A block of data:
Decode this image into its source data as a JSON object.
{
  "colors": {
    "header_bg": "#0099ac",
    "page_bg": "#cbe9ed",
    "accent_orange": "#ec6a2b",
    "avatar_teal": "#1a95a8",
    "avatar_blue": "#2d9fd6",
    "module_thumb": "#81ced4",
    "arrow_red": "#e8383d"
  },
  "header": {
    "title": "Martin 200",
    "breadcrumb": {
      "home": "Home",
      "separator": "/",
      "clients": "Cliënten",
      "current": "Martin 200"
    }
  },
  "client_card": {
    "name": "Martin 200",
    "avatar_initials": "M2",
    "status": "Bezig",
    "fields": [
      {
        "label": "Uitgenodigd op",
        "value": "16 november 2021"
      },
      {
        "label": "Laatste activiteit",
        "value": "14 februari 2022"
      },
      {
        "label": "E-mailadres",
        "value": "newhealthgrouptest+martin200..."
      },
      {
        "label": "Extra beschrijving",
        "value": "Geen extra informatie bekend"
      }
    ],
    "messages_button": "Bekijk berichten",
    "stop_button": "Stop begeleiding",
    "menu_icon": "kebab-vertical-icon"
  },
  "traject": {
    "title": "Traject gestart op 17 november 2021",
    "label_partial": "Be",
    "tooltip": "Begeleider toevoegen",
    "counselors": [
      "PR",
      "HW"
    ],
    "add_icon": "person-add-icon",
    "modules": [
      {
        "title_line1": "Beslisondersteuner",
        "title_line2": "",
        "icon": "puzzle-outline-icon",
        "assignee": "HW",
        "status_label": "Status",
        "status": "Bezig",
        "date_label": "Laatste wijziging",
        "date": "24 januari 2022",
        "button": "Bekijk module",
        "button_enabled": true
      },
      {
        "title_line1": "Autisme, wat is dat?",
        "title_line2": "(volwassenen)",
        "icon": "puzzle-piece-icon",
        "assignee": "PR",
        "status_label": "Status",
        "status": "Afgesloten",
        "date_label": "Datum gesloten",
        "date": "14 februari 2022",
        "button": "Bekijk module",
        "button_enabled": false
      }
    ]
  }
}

Requirements
Search the records for the word "februari". Copy every line that has it.

Response for this exercise
        "value": "14 februari 2022"
        "date": "14 februari 2022",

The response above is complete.